Enunciado 1:
Reproduza sem alterações o trecho do texto sobre a responsabilidade do governo perante o Presidente, tudo desde "2. Poder-se-ia dizer" até "este, por exemplo.".

Texto de origem:
-*-*-

A responsabilidade do governo perante o Presidente (3)

Julgo que o escrevi até agora sobre o tema tem algumas hipóteses de ser relativamente consensual, porque predominantemente factual. O que se segue será, certamente, menos. Cada um terá as suas ideias sobre o que constitui um funcionamento desejável das instituições políticas. E algumas das alegadas consequências de diferentes arranjos institucionais não se encontram provadas para além de qualquer dúvida. Mas o que acho é o que se segue:

1. Um dos principais problemas em conceder ao Presidente a capacidade de demitir livremente um governo é o de criar confusão sobre a atribuição do poder executivo. Se um Presidente demite um governo e promove uma solução alternativa – empossando um novo PM e um novo governo que sabem que poderão ser demitidos a qualquer momento – instala-se a pergunta óbvia. Quem manda? O novo PM ou, na verdade, o PR? E se entrarem em conflito, como se resolve? Nova demissão e novo PM? E quando é que isto acaba? Na dissolução, o end game é simples: os eleitores falam. Na demissão, o que se gera é ambiguidade sobre quem governa e um potencial de conflito que, como sugerem muitos exemplos, acaba muitas vezes em crises constitucionais, onde governos e presidentes recusam reconhecer a legitimidade de uns e outros.

2. Poder-se-ia dizer que, quando existe uma relação de responsabilidade política do PM em relação ao PR, a possibilidade de conflito será baixa. Mas os exemplos mostram, mais uma vez, que não é assim. Nos sistemas president-parliamentary, a enorme importância e poder do presidente, concedidos por este poder de demissão do governo, tornam o cargo especialmente apetecível para…um Primeiro Ministro em funções. Em países como a Ucrânia ou a Arménia, o cargo de PM foi muitas vezes  ser visto como um mero passo em direcção àquele onde poderá estar o verdadeiro poder de governar, a Presidência. O resultado? Mesmo entre Presidentes e PM’s da mesma família política, a instalação de um conflito foi apenas uma questão de tempo. Oleh Protsyk explica isso muito bem numa série de artigos sobre o semipresidencialismo na Europa de Leste. Ver este, por exemplo.

-*-*-

Dados de posição dos elementos
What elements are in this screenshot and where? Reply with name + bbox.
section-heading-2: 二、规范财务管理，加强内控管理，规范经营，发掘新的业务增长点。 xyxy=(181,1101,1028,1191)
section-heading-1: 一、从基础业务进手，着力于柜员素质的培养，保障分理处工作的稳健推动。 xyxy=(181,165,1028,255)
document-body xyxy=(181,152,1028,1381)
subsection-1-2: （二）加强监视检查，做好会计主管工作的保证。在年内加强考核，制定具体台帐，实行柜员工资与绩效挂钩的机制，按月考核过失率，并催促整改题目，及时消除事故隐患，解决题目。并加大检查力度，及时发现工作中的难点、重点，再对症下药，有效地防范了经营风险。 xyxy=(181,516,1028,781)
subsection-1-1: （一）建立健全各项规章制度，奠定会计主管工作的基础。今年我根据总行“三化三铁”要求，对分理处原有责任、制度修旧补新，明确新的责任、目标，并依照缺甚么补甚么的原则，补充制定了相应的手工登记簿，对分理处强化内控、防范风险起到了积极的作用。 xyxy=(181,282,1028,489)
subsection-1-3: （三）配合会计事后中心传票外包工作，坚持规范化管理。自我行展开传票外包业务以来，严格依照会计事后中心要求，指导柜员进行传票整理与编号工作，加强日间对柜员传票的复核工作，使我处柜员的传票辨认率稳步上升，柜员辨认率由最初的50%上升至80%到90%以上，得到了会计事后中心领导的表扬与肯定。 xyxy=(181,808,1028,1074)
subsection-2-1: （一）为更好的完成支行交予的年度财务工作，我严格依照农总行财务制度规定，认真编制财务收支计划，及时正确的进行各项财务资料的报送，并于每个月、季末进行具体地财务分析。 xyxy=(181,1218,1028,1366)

-*-*-

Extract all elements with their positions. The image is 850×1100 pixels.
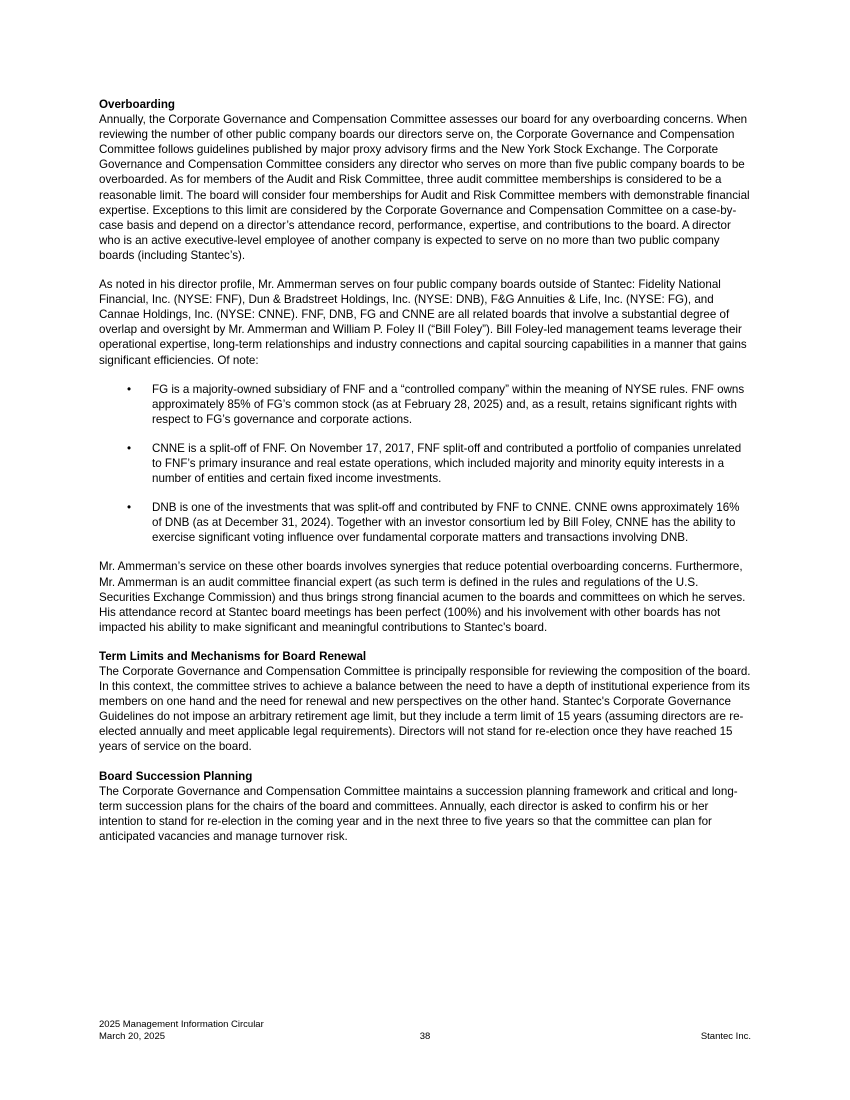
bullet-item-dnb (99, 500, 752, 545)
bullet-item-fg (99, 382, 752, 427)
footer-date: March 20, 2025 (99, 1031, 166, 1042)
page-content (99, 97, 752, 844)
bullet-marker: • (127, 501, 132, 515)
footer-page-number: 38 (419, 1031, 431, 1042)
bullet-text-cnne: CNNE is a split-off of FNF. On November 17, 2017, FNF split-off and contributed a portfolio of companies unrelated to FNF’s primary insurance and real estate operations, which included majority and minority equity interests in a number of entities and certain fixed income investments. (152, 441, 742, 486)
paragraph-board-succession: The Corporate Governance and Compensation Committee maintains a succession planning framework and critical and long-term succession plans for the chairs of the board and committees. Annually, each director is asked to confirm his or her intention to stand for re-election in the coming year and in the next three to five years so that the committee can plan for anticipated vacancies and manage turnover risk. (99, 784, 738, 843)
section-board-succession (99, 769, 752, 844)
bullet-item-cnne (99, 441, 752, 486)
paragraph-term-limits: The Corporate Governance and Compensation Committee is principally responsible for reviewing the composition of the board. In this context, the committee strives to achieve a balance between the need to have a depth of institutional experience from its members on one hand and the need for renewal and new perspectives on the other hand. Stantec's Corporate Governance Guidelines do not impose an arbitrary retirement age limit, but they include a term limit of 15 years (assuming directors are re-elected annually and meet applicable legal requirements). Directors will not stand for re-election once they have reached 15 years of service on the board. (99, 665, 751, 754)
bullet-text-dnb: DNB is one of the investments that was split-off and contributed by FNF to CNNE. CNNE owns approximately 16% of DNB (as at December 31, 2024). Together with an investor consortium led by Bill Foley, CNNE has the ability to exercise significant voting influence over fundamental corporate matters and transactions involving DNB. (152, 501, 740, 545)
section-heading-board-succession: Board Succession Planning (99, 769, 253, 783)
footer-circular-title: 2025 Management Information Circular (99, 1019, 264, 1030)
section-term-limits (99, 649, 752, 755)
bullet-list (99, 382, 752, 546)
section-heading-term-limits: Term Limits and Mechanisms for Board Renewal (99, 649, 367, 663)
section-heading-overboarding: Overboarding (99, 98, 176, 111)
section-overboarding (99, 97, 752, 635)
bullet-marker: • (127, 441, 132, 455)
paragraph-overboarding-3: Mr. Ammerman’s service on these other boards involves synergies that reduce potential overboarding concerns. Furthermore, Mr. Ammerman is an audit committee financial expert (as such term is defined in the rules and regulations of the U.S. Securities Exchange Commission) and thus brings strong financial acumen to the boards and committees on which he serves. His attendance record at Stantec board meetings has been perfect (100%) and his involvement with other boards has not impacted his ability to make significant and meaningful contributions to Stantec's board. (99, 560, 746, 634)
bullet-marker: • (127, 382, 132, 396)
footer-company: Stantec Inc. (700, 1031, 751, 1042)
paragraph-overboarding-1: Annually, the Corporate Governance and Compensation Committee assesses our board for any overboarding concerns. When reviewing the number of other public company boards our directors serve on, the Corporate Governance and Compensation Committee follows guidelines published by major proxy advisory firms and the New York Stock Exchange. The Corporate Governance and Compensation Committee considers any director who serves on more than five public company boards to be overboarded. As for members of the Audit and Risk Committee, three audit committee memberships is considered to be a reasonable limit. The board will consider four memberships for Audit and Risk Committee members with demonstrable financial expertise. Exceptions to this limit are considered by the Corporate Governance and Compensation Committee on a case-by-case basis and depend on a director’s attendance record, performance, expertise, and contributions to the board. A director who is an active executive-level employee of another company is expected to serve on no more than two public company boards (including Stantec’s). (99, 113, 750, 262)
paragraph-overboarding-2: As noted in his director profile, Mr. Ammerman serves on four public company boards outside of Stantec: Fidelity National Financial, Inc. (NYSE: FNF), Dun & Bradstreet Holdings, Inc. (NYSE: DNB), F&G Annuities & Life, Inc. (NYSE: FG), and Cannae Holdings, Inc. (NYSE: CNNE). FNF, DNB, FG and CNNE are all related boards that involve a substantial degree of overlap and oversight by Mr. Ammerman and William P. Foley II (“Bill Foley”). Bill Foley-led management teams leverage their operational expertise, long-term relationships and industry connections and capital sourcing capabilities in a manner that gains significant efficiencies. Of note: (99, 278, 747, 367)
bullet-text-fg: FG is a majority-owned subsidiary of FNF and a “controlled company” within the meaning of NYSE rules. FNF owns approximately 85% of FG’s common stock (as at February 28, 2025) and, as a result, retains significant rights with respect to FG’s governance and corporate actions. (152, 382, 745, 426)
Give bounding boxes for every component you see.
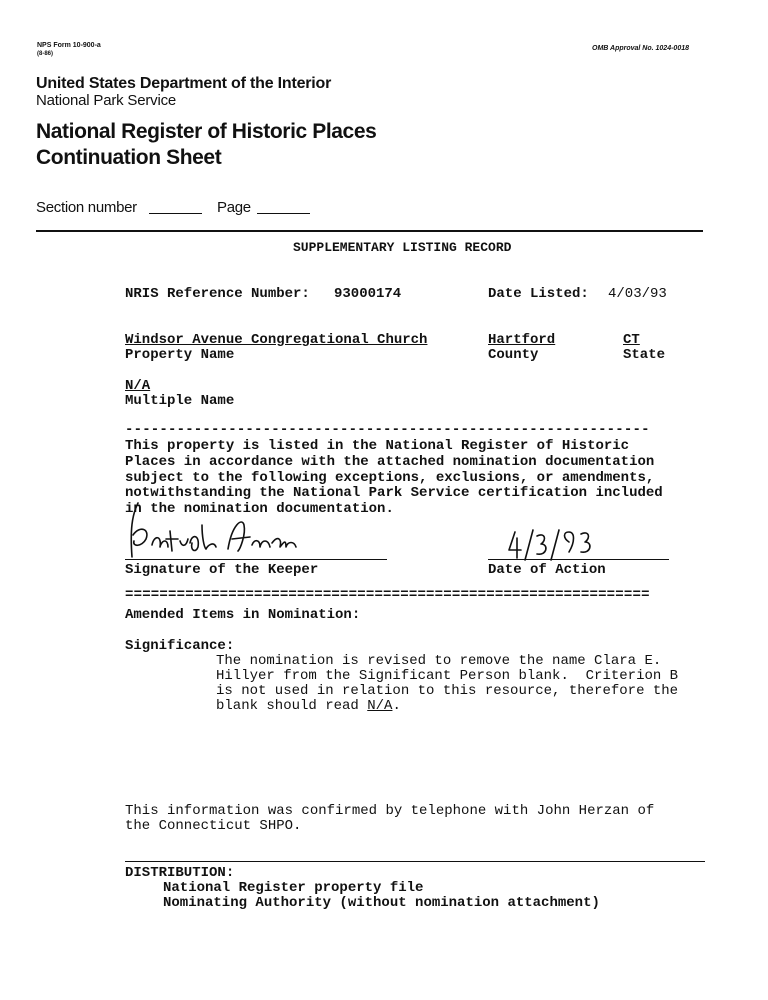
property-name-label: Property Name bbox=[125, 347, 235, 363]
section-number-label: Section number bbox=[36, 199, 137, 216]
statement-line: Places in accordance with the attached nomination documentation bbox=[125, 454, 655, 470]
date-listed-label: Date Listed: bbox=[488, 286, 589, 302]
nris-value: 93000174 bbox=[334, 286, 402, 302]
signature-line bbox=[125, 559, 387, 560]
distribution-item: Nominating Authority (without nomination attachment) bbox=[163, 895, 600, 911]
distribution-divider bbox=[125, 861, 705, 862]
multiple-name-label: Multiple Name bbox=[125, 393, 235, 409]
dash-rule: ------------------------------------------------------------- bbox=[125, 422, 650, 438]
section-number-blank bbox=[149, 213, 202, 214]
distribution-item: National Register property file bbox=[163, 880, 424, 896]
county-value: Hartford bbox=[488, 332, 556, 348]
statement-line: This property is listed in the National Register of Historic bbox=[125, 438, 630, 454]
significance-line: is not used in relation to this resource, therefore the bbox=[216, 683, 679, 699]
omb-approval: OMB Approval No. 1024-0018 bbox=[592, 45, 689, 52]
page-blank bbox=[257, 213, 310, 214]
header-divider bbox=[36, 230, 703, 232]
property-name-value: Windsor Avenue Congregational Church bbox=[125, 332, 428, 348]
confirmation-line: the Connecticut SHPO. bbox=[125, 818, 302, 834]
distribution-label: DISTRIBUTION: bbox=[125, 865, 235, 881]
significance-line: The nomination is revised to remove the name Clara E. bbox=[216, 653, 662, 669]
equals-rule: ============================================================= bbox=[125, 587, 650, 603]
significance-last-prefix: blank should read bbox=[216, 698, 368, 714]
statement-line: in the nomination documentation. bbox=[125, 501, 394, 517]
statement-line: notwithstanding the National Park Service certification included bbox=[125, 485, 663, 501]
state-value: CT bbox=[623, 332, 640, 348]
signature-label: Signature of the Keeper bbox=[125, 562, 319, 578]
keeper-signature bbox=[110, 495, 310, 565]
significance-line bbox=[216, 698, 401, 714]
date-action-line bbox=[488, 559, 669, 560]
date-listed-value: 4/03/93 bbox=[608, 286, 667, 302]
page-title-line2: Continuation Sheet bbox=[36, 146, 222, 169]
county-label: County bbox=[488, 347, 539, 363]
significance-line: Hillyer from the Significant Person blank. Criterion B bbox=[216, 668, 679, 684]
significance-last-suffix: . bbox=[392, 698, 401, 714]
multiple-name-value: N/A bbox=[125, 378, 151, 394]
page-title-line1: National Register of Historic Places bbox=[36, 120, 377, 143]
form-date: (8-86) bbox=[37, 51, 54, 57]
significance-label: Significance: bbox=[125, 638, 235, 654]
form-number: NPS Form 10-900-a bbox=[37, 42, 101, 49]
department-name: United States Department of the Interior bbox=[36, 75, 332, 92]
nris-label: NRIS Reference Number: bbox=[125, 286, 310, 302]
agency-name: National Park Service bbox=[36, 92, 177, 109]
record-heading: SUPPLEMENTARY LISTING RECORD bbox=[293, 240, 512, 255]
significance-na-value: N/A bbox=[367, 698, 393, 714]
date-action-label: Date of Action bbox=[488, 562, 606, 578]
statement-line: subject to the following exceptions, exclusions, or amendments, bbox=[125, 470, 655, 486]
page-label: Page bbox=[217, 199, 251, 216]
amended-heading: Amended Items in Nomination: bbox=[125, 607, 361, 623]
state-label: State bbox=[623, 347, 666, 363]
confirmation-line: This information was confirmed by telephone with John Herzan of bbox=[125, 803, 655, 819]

-*-*-

Enunciado 2:
Duplique sem qualquer alteração as linhas das entradas que vão desde a que contém "property-name-label: Property Name" até à que contém "statement-line: Places in", ambas incluídas.

Resolução 1:
2. Poder-se-ia dizer que, quando existe uma relação de responsabilidade política do PM em relação ao PR, a possibilidade de conflito será baixa. Mas os exemplos mostram, mais uma vez, que não é assim. Nos sistemas president-parliamentary, a enorme importância e poder do presidente, concedidos por este poder de demissão do governo, tornam o cargo especialmente apetecível para…um Primeiro Ministro em funções. Em países como a Ucrânia ou a Arménia, o cargo de PM foi muitas vezes  ser visto como um mero passo em direcção àquele onde poderá estar o verdadeiro poder de governar, a Presidência. O resultado? Mesmo entre Presidentes e PM’s da mesma família política, a instalação de um conflito foi apenas uma questão de tempo. Oleh Protsyk explica isso muito bem numa série de artigos sobre o semipresidencialismo na Europa de Leste. Ver este, por exemplo.

Resolução 2:
property-name-label: Property Name bbox=[125, 347, 235, 363]
section-number-label: Section number bbox=[36, 199, 137, 216]
statement-line: Places in accordance with the attached nomination documentation bbox=[125, 454, 655, 470]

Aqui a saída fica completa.